- **Records for this exercise**
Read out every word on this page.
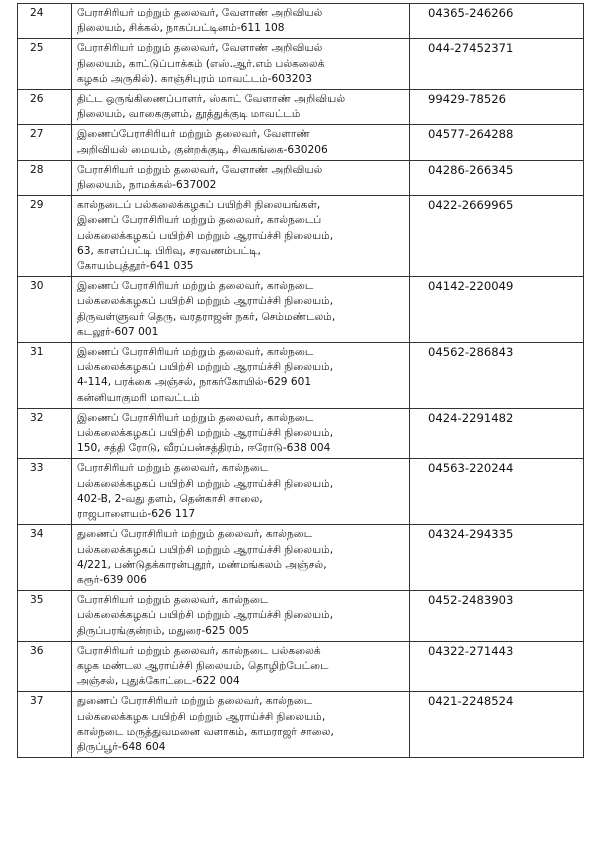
24	பேராசிரியர் மற்றும் தலைவர், வேளாண் அறிவியல்
நிலையம், சிக்கல், நாகப்பட்டினம்-611 108	04365-246266
25	பேராசிரியர் மற்றும் தலைவர், வேளாண் அறிவியல்
நிலையம், காட்டுப்பாக்கம் (எஸ்.ஆர்.எம் பல்கலைக்
கழகம் அருகில்). காஞ்சிபுரம் மாவட்டம்-603203	044-27452371
26	திட்ட ஒருங்கிணைப்பாளர், ஸ்காட் வேளாண் அறிவியல்
நிலையம், வாகைகுளம், தூத்துக்குடி மாவட்டம்	99429-78526
27	இணைப்பேராசிரியர் மற்றும் தலைவர், வேளாண்
அறிவியல் மையம், குன்றக்குடி, சிவகங்கை-630206	04577-264288
28	பேராசிரியர் மற்றும் தலைவர், வேளாண் அறிவியல்
நிலையம், நாமக்கல்-637002	04286-266345
29	கால்நடைப் பல்கலைக்கழகப் பயிற்சி நிலையங்கள்,
இணைப் பேராசிரியர் மற்றும் தலைவர், கால்நடைப்
பல்கலைக்கழகப் பயிற்சி மற்றும் ஆராய்ச்சி நிலையம்,
63, காளப்பட்டி பிரிவு, சரவணம்பட்டி,
கோயம்புத்தூர்-641 035	0422-2669965
30	இணைப் பேராசிரியர் மற்றும் தலைவர், கால்நடை
பல்கலைக்கழகப் பயிற்சி மற்றும் ஆராய்ச்சி நிலையம்,
திருவள்ளுவர் தெரு, வரதராஜன் நகர், செம்மண்டலம்,
கடலூர்-607 001	04142-220049
31	இணைப் பேராசிரியர் மற்றும் தலைவர், கால்நடை
பல்கலைக்கழகப் பயிற்சி மற்றும் ஆராய்ச்சி நிலையம்,
4-114, பரக்கை அஞ்சல், நாகர்கோயில்-629 601
கன்னியாகுமரி மாவட்டம்	04562-286843
32	இணைப் பேராசிரியர் மற்றும் தலைவர், கால்நடை
பல்கலைக்கழகப் பயிற்சி மற்றும் ஆராய்ச்சி நிலையம்,
150, சத்தி ரோடு, வீரப்பன்சத்திரம், ஈரோடு-638 004	0424-2291482
33	பேராசிரியர் மற்றும் தலைவர், கால்நடை
பல்கலைக்கழகப் பயிற்சி மற்றும் ஆராய்ச்சி நிலையம்,
402-B, 2-வது தளம், தென்காசி சாலை,
ராஜபாளையம்-626 117	04563-220244
34	துணைப் பேராசிரியர் மற்றும் தலைவர், கால்நடை
பல்கலைக்கழகப் பயிற்சி மற்றும் ஆராய்ச்சி நிலையம்,
4/221, பண்டுதக்காரன்புதூர், மண்மங்கலம் அஞ்சல்,
கரூர்-639 006	04324-294335
35	பேராசிரியர் மற்றும் தலைவர், கால்நடை
பல்கலைக்கழகப் பயிற்சி மற்றும் ஆராய்ச்சி நிலையம்,
திருப்பரங்குன்றம், மதுரை-625 005	0452-2483903
36	பேராசிரியர் மற்றும் தலைவர், கால்நடை பல்கலைக்
கழக மண்டல ஆராய்ச்சி நிலையம், தொழிற்பேட்டை
அஞ்சல், புதுக்கோட்டை-622 004	04322-271443
37	துணைப் பேராசிரியர் மற்றும் தலைவர், கால்நடை
பல்கலைக்கழக பயிற்சி மற்றும் ஆராய்ச்சி நிலையம்,
கால்நடை மருத்துவமனை வளாகம், காமராஜர் சாலை,
திருப்பூர்-648 604	0421-2248524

- **The exercise**
Your job is to transcribe the entries above exactly; skip the pictures.

- **Finished answer**
Read out every word on this page.
24	பேராசிரியர் மற்றும் தலைவர், வேளாண் அறிவியல்
நிலையம், சிக்கல், நாகப்பட்டினம்-611 108	04365-246266
25	பேராசிரியர் மற்றும் தலைவர், வேளாண் அறிவியல்
நிலையம், காட்டுப்பாக்கம் (எஸ்.ஆர்.எம் பல்கலைக்
கழகம் அருகில்). காஞ்சிபுரம் மாவட்டம்-603203	044-27452371
26	திட்ட ஒருங்கிணைப்பாளர், ஸ்காட் வேளாண் அறிவியல்
நிலையம், வாகைகுளம், தூத்துக்குடி மாவட்டம்	99429-78526
27	இணைப்பேராசிரியர் மற்றும் தலைவர், வேளாண்
அறிவியல் மையம், குன்றக்குடி, சிவகங்கை-630206	04577-264288
28	பேராசிரியர் மற்றும் தலைவர், வேளாண் அறிவியல்
நிலையம், நாமக்கல்-637002	04286-266345
29	கால்நடைப் பல்கலைக்கழகப் பயிற்சி நிலையங்கள்,
இணைப் பேராசிரியர் மற்றும் தலைவர், கால்நடைப்
பல்கலைக்கழகப் பயிற்சி மற்றும் ஆராய்ச்சி நிலையம்,
63, காளப்பட்டி பிரிவு, சரவணம்பட்டி,
கோயம்புத்தூர்-641 035	0422-2669965
30	இணைப் பேராசிரியர் மற்றும் தலைவர், கால்நடை
பல்கலைக்கழகப் பயிற்சி மற்றும் ஆராய்ச்சி நிலையம்,
திருவள்ளுவர் தெரு, வரதராஜன் நகர், செம்மண்டலம்,
கடலூர்-607 001	04142-220049
31	இணைப் பேராசிரியர் மற்றும் தலைவர், கால்நடை
பல்கலைக்கழகப் பயிற்சி மற்றும் ஆராய்ச்சி நிலையம்,
4-114, பரக்கை அஞ்சல், நாகர்கோயில்-629 601
கன்னியாகுமரி மாவட்டம்	04562-286843
32	இணைப் பேராசிரியர் மற்றும் தலைவர், கால்நடை
பல்கலைக்கழகப் பயிற்சி மற்றும் ஆராய்ச்சி நிலையம்,
150, சத்தி ரோடு, வீரப்பன்சத்திரம், ஈரோடு-638 004	0424-2291482
33	பேராசிரியர் மற்றும் தலைவர், கால்நடை
பல்கலைக்கழகப் பயிற்சி மற்றும் ஆராய்ச்சி நிலையம்,
402-B, 2-வது தளம், தென்காசி சாலை,
ராஜபாளையம்-626 117	04563-220244
34	துணைப் பேராசிரியர் மற்றும் தலைவர், கால்நடை
பல்கலைக்கழகப் பயிற்சி மற்றும் ஆராய்ச்சி நிலையம்,
4/221, பண்டுதக்காரன்புதூர், மண்மங்கலம் அஞ்சல்,
கரூர்-639 006	04324-294335
35	பேராசிரியர் மற்றும் தலைவர், கால்நடை
பல்கலைக்கழகப் பயிற்சி மற்றும் ஆராய்ச்சி நிலையம்,
திருப்பரங்குன்றம், மதுரை-625 005	0452-2483903
36	பேராசிரியர் மற்றும் தலைவர், கால்நடை பல்கலைக்
கழக மண்டல ஆராய்ச்சி நிலையம், தொழிற்பேட்டை
அஞ்சல், புதுக்கோட்டை-622 004	04322-271443
37	துணைப் பேராசிரியர் மற்றும் தலைவர், கால்நடை
பல்கலைக்கழக பயிற்சி மற்றும் ஆராய்ச்சி நிலையம்,
கால்நடை மருத்துவமனை வளாகம், காமராஜர் சாலை,
திருப்பூர்-648 604	0421-2248524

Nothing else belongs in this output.